Passage:
● ● ● ● ●
Skrufff: Did you ever take her out to clubs? (how much did you approve of you DJing, with the drug culture associated with clubs?)
David Holmes: “We never spoke about the drugs or anything like that. Of course she knew about that, but we never discussed it. There was an element of trust from her part. I never took her to clubs though; you have to draw the line somewhere. She just let me get on with it.”
Skrufff: How much do commercial considerations figure in the album? How conscious are you of making any tracks deliberately radio friendly?
David Holmes: “None. When you make a record, you can only make what’s from your heart and I set out with that in my sights. No one can take that away from you then. I don’t even know how anyone can make a record with commercial considerations in mind, you’re either that way inclined or not. To me, you can’t walk in the studio one day saying ‘today I’m going to make a single’. Luckily “X Factor” isn’t the world we’re living in, it’s just a part of it. People can still be free to express themselves and that’s what I try to do, express myself.”
Skrufff: Virtually every electronic producer sees soundtracks as the holy grail- and particularly lucrative: how much did entering the soundtrack world change your life?
David Holmes: “If you’re asking in a general sense, first of all I can tell you that making soundtracks is something I’ve always dreamt of doing. Growing up in Belfast in the early 70’s you didn’t have many options. There was a lot of dark shit happening outside, which meant you would spend a lot of time inside, you have a lot of time and I would spend mine constantly watching films and getting into the music. I fell into the whole film thing very accidentally, but it was also very natural. When I first started making music a lot of it was inspired by films, though at the time the last thing I would have thought was to make music for films. I never thought that my music had a cinematic quality to it. That’s what other people said and then I started thinking but I never forced it.
“Doing more work for Soderbergh gave me more space and therefore the feeling that I didn’t need to put out albums all the time. It brought me some security, the possibility to experiment and work in a great studio. It’s a totally inspiring artwork that also enriches and informs my own work as a DJ and vice versa. If I had to take one out of the equation I think I’d really suffer, that’s why I still DJ and I still put out my own records.”
Skrufff: What about the lucrative aspect of it? Are you a millionaire now?
● ● ● ● ●
Provided data:
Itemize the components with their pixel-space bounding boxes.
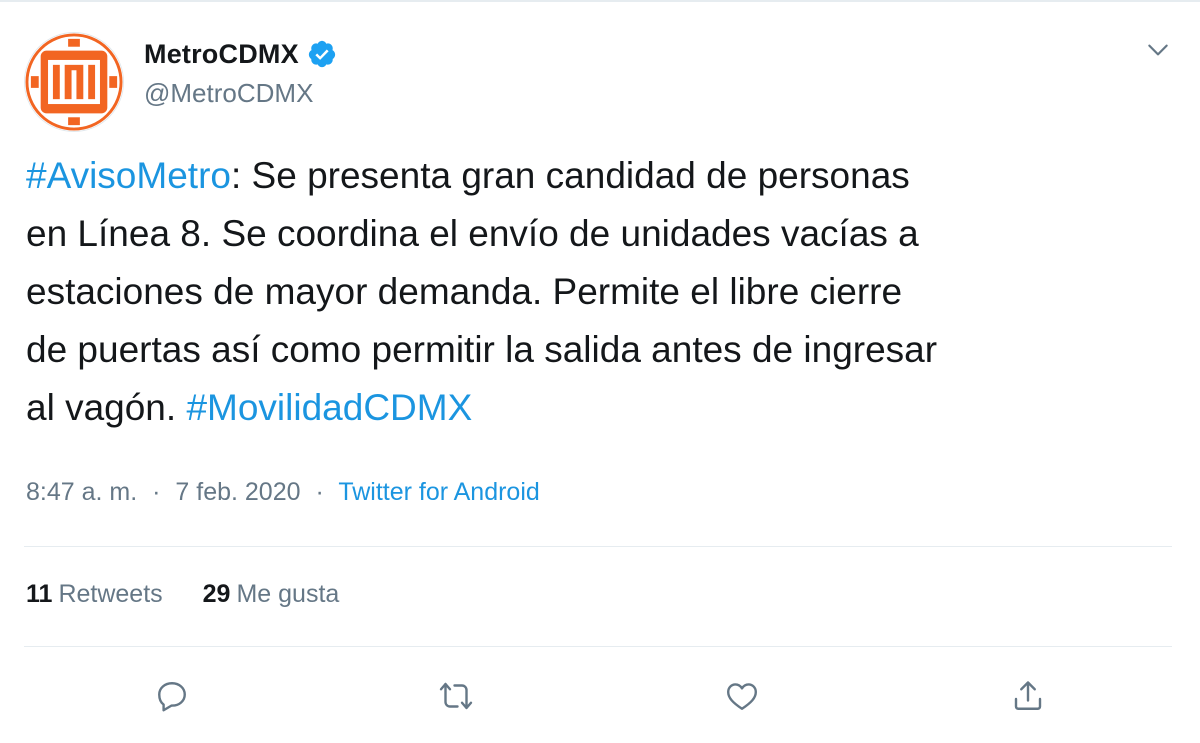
reply-icon bbox=[158, 682, 186, 712]
tweet-metadata: 8:47 a. m. · 7 feb. 2020 · Twitter for A… bbox=[26, 478, 540, 507]
tweet-text-segment: al vagón. bbox=[26, 387, 187, 428]
meta-separator: · bbox=[152, 478, 161, 506]
tweet-text-segment: estaciones de mayor demanda. Permite el … bbox=[26, 271, 903, 312]
retweets-label: Retweets bbox=[58, 580, 163, 608]
tweet-card: MetroCDMX @MetroCDMX #AvisoMetro: Se pre… bbox=[0, 0, 1200, 743]
tweet-text-line: de puertas así como permitir la salida a… bbox=[26, 321, 1176, 379]
avatar[interactable] bbox=[24, 32, 124, 132]
share-icon bbox=[1014, 681, 1042, 710]
meta-separator-2: · bbox=[315, 478, 324, 506]
hashtag-link[interactable]: #MovilidadCDMX bbox=[186, 387, 472, 428]
tweet-date[interactable]: 7 feb. 2020 bbox=[175, 478, 300, 506]
share-button[interactable] bbox=[1002, 670, 1054, 722]
hashtag-link[interactable]: #AvisoMetro bbox=[26, 155, 231, 196]
stats-divider-top bbox=[24, 546, 1172, 547]
reply-button[interactable] bbox=[146, 670, 198, 722]
more-options-button[interactable] bbox=[1140, 32, 1176, 68]
tweet-text-line: al vagón. #MovilidadCDMX bbox=[26, 379, 1176, 437]
display-name-row: MetroCDMX bbox=[144, 36, 337, 72]
likes-stat[interactable]: 29 Me gusta bbox=[203, 580, 340, 609]
like-button[interactable] bbox=[716, 670, 768, 722]
heart-icon bbox=[727, 683, 757, 710]
engagement-stats: 11 Retweets 29 Me gusta bbox=[26, 580, 339, 609]
metro-logo-icon bbox=[25, 33, 123, 131]
retweets-stat[interactable]: 11 Retweets bbox=[26, 580, 163, 609]
retweets-count: 11 bbox=[26, 580, 53, 608]
display-name[interactable]: MetroCDMX bbox=[144, 39, 299, 70]
verified-badge-icon bbox=[308, 40, 335, 68]
tweet-text-line: en Línea 8. Se coordina el envío de unid… bbox=[26, 205, 1176, 263]
likes-label: Me gusta bbox=[236, 580, 340, 608]
tweet-text-segment: en Línea 8. Se coordina el envío de unid… bbox=[26, 213, 919, 254]
retweet-icon bbox=[439, 682, 473, 710]
stats-divider-bottom bbox=[24, 646, 1172, 647]
tweet-text-line: #AvisoMetro: Se presenta gran candidad d… bbox=[26, 147, 1176, 205]
tweet-actions bbox=[0, 670, 1200, 726]
tweet-text-line: estaciones de mayor demanda. Permite el … bbox=[26, 263, 1176, 321]
top-divider bbox=[0, 0, 1200, 2]
tweet-text-segment: de puertas así como permitir la salida a… bbox=[26, 329, 938, 370]
tweet-header: MetroCDMX @MetroCDMX bbox=[24, 32, 1176, 132]
tweet-text: #AvisoMetro: Se presenta gran candidad d… bbox=[26, 147, 1176, 437]
tweet-time[interactable]: 8:47 a. m. bbox=[26, 478, 137, 506]
retweet-button[interactable] bbox=[430, 670, 482, 722]
tweet-source-link[interactable]: Twitter for Android bbox=[338, 478, 539, 506]
likes-count: 29 bbox=[202, 580, 231, 608]
handle[interactable]: @MetroCDMX bbox=[144, 78, 337, 109]
account-names: MetroCDMX @MetroCDMX bbox=[144, 36, 337, 109]
tweet-text-segment: : Se presenta gran candidad de personas bbox=[230, 155, 910, 196]
chevron-down-icon bbox=[1148, 44, 1168, 56]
● ● ● ● ●
Your objective: Reproduce the part of the David Holmes interview that begins with the words containing "Skrufff: Did you" and ends with "deliberately radio friendly?".

Response to this task:
Skrufff: Did you ever take her out to clubs? (how much did you approve of you DJing, with the drug culture associated with clubs?)
David Holmes: “We never spoke about the drugs or anything like that. Of course she knew about that, but we never discussed it. There was an element of trust from her part. I never took her to clubs though; you have to draw the line somewhere. She just let me get on with it.”
Skrufff: How much do commercial considerations figure in the album? How conscious are you of making any tracks deliberately radio friendly?